● WRITTEN TASK
Please print all of the material below, word for word.

--- start of PROVIDED DATA ---

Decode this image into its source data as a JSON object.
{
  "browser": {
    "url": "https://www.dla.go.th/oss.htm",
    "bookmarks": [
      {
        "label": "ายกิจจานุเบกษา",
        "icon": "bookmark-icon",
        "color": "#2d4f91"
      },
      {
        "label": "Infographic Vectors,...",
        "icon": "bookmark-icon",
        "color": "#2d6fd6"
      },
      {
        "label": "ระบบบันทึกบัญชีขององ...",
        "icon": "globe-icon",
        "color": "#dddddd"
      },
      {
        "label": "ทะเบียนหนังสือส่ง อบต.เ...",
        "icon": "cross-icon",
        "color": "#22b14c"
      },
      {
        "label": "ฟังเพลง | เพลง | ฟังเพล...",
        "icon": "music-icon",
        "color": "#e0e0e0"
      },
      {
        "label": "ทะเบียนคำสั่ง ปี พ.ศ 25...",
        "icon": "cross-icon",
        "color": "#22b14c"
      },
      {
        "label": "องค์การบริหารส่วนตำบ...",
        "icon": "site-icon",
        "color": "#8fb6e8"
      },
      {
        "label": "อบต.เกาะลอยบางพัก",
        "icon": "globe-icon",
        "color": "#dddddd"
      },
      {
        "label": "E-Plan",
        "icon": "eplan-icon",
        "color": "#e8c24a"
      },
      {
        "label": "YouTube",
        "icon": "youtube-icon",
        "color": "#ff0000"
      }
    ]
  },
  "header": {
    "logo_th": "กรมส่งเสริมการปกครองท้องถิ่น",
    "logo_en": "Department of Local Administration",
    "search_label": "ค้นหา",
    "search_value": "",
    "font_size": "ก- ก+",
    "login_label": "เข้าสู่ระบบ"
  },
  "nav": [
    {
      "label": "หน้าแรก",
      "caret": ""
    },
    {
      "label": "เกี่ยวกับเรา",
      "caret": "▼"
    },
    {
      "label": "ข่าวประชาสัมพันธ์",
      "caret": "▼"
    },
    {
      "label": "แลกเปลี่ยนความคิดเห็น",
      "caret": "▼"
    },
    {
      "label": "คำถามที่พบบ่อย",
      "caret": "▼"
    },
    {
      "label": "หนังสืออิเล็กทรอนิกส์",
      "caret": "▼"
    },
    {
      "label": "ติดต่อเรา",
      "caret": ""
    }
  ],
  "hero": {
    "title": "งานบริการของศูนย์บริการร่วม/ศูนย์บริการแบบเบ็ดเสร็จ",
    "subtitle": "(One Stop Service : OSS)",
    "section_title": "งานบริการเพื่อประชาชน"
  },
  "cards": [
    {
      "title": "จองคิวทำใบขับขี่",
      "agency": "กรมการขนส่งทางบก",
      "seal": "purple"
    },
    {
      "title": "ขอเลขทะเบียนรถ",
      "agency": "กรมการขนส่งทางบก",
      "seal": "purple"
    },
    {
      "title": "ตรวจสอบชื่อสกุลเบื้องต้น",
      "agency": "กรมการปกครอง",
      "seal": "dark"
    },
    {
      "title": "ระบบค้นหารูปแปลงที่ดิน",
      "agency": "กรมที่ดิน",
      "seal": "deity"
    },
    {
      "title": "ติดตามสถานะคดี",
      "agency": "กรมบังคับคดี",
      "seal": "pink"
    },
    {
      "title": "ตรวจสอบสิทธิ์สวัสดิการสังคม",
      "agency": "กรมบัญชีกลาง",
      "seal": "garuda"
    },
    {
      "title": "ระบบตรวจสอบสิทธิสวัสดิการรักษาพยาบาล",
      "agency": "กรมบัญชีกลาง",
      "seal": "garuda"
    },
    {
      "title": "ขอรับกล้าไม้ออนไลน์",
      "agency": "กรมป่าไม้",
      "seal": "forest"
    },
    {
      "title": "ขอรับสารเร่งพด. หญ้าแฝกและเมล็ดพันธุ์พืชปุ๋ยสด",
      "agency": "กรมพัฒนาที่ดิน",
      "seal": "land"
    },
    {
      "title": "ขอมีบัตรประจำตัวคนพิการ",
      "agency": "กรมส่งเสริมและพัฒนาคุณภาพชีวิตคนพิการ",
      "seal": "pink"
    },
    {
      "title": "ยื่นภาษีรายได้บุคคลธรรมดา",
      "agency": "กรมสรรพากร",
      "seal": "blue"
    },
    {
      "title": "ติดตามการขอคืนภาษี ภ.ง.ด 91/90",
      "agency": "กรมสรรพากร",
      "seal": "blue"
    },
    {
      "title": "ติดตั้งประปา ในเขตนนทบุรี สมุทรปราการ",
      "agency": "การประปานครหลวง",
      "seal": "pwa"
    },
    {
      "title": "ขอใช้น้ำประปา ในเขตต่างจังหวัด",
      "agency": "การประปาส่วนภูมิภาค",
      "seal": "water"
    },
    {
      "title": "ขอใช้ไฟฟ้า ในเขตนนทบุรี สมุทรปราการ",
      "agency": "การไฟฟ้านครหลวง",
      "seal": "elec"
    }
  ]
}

--- end of PROVIDED DATA ---

● FULL OUTPUT
Decode this image into its source data as a JSON object.
{
  "browser": {
    "url": "https://www.dla.go.th/oss.htm",
    "bookmarks": [
      {
        "label": "ายกิจจานุเบกษา",
        "icon": "bookmark-icon",
        "color": "#2d4f91"
      },
      {
        "label": "Infographic Vectors,...",
        "icon": "bookmark-icon",
        "color": "#2d6fd6"
      },
      {
        "label": "ระบบบันทึกบัญชีขององ...",
        "icon": "globe-icon",
        "color": "#dddddd"
      },
      {
        "label": "ทะเบียนหนังสือส่ง อบต.เ...",
        "icon": "cross-icon",
        "color": "#22b14c"
      },
      {
        "label": "ฟังเพลง | เพลง | ฟังเพล...",
        "icon": "music-icon",
        "color": "#e0e0e0"
      },
      {
        "label": "ทะเบียนคำสั่ง ปี พ.ศ 25...",
        "icon": "cross-icon",
        "color": "#22b14c"
      },
      {
        "label": "องค์การบริหารส่วนตำบ...",
        "icon": "site-icon",
        "color": "#8fb6e8"
      },
      {
        "label": "อบต.เกาะลอยบางพัก",
        "icon": "globe-icon",
        "color": "#dddddd"
      },
      {
        "label": "E-Plan",
        "icon": "eplan-icon",
        "color": "#e8c24a"
      },
      {
        "label": "YouTube",
        "icon": "youtube-icon",
        "color": "#ff0000"
      }
    ]
  },
  "header": {
    "logo_th": "กรมส่งเสริมการปกครองท้องถิ่น",
    "logo_en": "Department of Local Administration",
    "search_label": "ค้นหา",
    "search_value": "",
    "font_size": "ก- ก+",
    "login_label": "เข้าสู่ระบบ"
  },
  "nav": [
    {
      "label": "หน้าแรก",
      "caret": ""
    },
    {
      "label": "เกี่ยวกับเรา",
      "caret": "▼"
    },
    {
      "label": "ข่าวประชาสัมพันธ์",
      "caret": "▼"
    },
    {
      "label": "แลกเปลี่ยนความคิดเห็น",
      "caret": "▼"
    },
    {
      "label": "คำถามที่พบบ่อย",
      "caret": "▼"
    },
    {
      "label": "หนังสืออิเล็กทรอนิกส์",
      "caret": "▼"
    },
    {
      "label": "ติดต่อเรา",
      "caret": ""
    }
  ],
  "hero": {
    "title": "งานบริการของศูนย์บริการร่วม/ศูนย์บริการแบบเบ็ดเสร็จ",
    "subtitle": "(One Stop Service : OSS)",
    "section_title": "งานบริการเพื่อประชาชน"
  },
  "cards": [
    {
      "title": "จองคิวทำใบขับขี่",
      "agency": "กรมการขนส่งทางบก",
      "seal": "purple"
    },
    {
      "title": "ขอเลขทะเบียนรถ",
      "agency": "กรมการขนส่งทางบก",
      "seal": "purple"
    },
    {
      "title": "ตรวจสอบชื่อสกุลเบื้องต้น",
      "agency": "กรมการปกครอง",
      "seal": "dark"
    },
    {
      "title": "ระบบค้นหารูปแปลงที่ดิน",
      "agency": "กรมที่ดิน",
      "seal": "deity"
    },
    {
      "title": "ติดตามสถานะคดี",
      "agency": "กรมบังคับคดี",
      "seal": "pink"
    },
    {
      "title": "ตรวจสอบสิทธิ์สวัสดิการสังคม",
      "agency": "กรมบัญชีกลาง",
      "seal": "garuda"
    },
    {
      "title": "ระบบตรวจสอบสิทธิสวัสดิการรักษาพยาบาล",
      "agency": "กรมบัญชีกลาง",
      "seal": "garuda"
    },
    {
      "title": "ขอรับกล้าไม้ออนไลน์",
      "agency": "กรมป่าไม้",
      "seal": "forest"
    },
    {
      "title": "ขอรับสารเร่งพด. หญ้าแฝกและเมล็ดพันธุ์พืชปุ๋ยสด",
      "agency": "กรมพัฒนาที่ดิน",
      "seal": "land"
    },
    {
      "title": "ขอมีบัตรประจำตัวคนพิการ",
      "agency": "กรมส่งเสริมและพัฒนาคุณภาพชีวิตคนพิการ",
      "seal": "pink"
    },
    {
      "title": "ยื่นภาษีรายได้บุคคลธรรมดา",
      "agency": "กรมสรรพากร",
      "seal": "blue"
    },
    {
      "title": "ติดตามการขอคืนภาษี ภ.ง.ด 91/90",
      "agency": "กรมสรรพากร",
      "seal": "blue"
    },
    {
      "title": "ติดตั้งประปา ในเขตนนทบุรี สมุทรปราการ",
      "agency": "การประปานครหลวง",
      "seal": "pwa"
    },
    {
      "title": "ขอใช้น้ำประปา ในเขตต่างจังหวัด",
      "agency": "การประปาส่วนภูมิภาค",
      "seal": "water"
    },
    {
      "title": "ขอใช้ไฟฟ้า ในเขตนนทบุรี สมุทรปราการ",
      "agency": "การไฟฟ้านครหลวง",
      "seal": "elec"
    }
  ]
}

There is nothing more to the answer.